> [Stated goal]: Write the records out again, precisely as they stand.
━━━ Supplied information
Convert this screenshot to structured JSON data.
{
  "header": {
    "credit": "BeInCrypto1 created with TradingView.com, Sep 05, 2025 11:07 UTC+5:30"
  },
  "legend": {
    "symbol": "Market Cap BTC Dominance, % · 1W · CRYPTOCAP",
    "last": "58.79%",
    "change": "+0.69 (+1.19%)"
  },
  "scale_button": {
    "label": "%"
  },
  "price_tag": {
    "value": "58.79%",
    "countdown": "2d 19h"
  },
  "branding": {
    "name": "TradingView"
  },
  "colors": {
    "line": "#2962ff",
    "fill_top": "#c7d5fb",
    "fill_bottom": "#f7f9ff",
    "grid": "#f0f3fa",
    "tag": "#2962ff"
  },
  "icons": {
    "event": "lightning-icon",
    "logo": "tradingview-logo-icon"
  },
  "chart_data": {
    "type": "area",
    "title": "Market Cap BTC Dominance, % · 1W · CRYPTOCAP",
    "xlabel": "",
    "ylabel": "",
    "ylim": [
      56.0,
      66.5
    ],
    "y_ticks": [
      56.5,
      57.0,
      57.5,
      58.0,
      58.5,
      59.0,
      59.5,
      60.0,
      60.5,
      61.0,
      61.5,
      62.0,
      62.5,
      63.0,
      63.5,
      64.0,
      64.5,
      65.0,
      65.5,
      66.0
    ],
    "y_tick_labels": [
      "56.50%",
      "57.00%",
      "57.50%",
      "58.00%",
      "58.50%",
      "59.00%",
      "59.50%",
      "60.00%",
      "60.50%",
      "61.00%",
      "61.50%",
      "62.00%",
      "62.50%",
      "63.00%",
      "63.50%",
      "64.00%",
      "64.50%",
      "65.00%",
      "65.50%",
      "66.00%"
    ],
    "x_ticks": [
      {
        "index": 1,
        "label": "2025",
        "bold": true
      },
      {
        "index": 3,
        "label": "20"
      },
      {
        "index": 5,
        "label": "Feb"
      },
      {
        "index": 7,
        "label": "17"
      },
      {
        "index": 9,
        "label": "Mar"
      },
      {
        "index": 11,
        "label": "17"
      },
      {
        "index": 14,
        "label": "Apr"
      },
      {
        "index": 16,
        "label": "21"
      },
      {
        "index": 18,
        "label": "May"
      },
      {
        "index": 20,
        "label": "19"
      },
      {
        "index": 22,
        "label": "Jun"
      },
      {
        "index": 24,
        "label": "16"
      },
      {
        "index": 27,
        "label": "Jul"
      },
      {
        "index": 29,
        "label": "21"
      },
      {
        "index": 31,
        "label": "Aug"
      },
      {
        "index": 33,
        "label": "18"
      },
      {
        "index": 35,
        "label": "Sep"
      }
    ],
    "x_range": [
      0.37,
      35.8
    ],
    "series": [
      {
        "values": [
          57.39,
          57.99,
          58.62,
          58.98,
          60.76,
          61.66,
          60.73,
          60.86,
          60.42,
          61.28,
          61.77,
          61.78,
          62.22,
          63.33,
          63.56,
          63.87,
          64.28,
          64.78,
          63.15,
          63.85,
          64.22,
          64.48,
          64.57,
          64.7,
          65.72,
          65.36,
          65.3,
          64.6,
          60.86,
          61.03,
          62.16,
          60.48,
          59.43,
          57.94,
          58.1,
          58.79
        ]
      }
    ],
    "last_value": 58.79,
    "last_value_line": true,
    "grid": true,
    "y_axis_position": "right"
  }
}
━━━━━━
> [Result below]:
Convert this screenshot to structured JSON data.
{
  "header": {
    "credit": "BeInCrypto1 created with TradingView.com, Sep 05, 2025 11:07 UTC+5:30"
  },
  "legend": {
    "symbol": "Market Cap BTC Dominance, % · 1W · CRYPTOCAP",
    "last": "58.79%",
    "change": "+0.69 (+1.19%)"
  },
  "scale_button": {
    "label": "%"
  },
  "price_tag": {
    "value": "58.79%",
    "countdown": "2d 19h"
  },
  "branding": {
    "name": "TradingView"
  },
  "colors": {
    "line": "#2962ff",
    "fill_top": "#c7d5fb",
    "fill_bottom": "#f7f9ff",
    "grid": "#f0f3fa",
    "tag": "#2962ff"
  },
  "icons": {
    "event": "lightning-icon",
    "logo": "tradingview-logo-icon"
  },
  "chart_data": {
    "type": "area",
    "title": "Market Cap BTC Dominance, % · 1W · CRYPTOCAP",
    "xlabel": "",
    "ylabel": "",
    "ylim": [
      56.0,
      66.5
    ],
    "y_ticks": [
      56.5,
      57.0,
      57.5,
      58.0,
      58.5,
      59.0,
      59.5,
      60.0,
      60.5,
      61.0,
      61.5,
      62.0,
      62.5,
      63.0,
      63.5,
      64.0,
      64.5,
      65.0,
      65.5,
      66.0
    ],
    "y_tick_labels": [
      "56.50%",
      "57.00%",
      "57.50%",
      "58.00%",
      "58.50%",
      "59.00%",
      "59.50%",
      "60.00%",
      "60.50%",
      "61.00%",
      "61.50%",
      "62.00%",
      "62.50%",
      "63.00%",
      "63.50%",
      "64.00%",
      "64.50%",
      "65.00%",
      "65.50%",
      "66.00%"
    ],
    "x_ticks": [
      {
        "index": 1,
        "label": "2025",
        "bold": true
      },
      {
        "index": 3,
        "label": "20"
      },
      {
        "index": 5,
        "label": "Feb"
      },
      {
        "index": 7,
        "label": "17"
      },
      {
        "index": 9,
        "label": "Mar"
      },
      {
        "index": 11,
        "label": "17"
      },
      {
        "index": 14,
        "label": "Apr"
      },
      {
        "index": 16,
        "label": "21"
      },
      {
        "index": 18,
        "label": "May"
      },
      {
        "index": 20,
        "label": "19"
      },
      {
        "index": 22,
        "label": "Jun"
      },
      {
        "index": 24,
        "label": "16"
      },
      {
        "index": 27,
        "label": "Jul"
      },
      {
        "index": 29,
        "label": "21"
      },
      {
        "index": 31,
        "label": "Aug"
      },
      {
        "index": 33,
        "label": "18"
      },
      {
        "index": 35,
        "label": "Sep"
      }
    ],
    "x_range": [
      0.37,
      35.8
    ],
    "series": [
      {
        "values": [
          57.39,
          57.99,
          58.62,
          58.98,
          60.76,
          61.66,
          60.73,
          60.86,
          60.42,
          61.28,
          61.77,
          61.78,
          62.22,
          63.33,
          63.56,
          63.87,
          64.28,
          64.78,
          63.15,
          63.85,
          64.22,
          64.48,
          64.57,
          64.7,
          65.72,
          65.36,
          65.3,
          64.6,
          60.86,
          61.03,
          62.16,
          60.48,
          59.43,
          57.94,
          58.1,
          58.79
        ]
      }
    ],
    "last_value": 58.79,
    "last_value_line": true,
    "grid": true,
    "y_axis_position": "right"
  }
}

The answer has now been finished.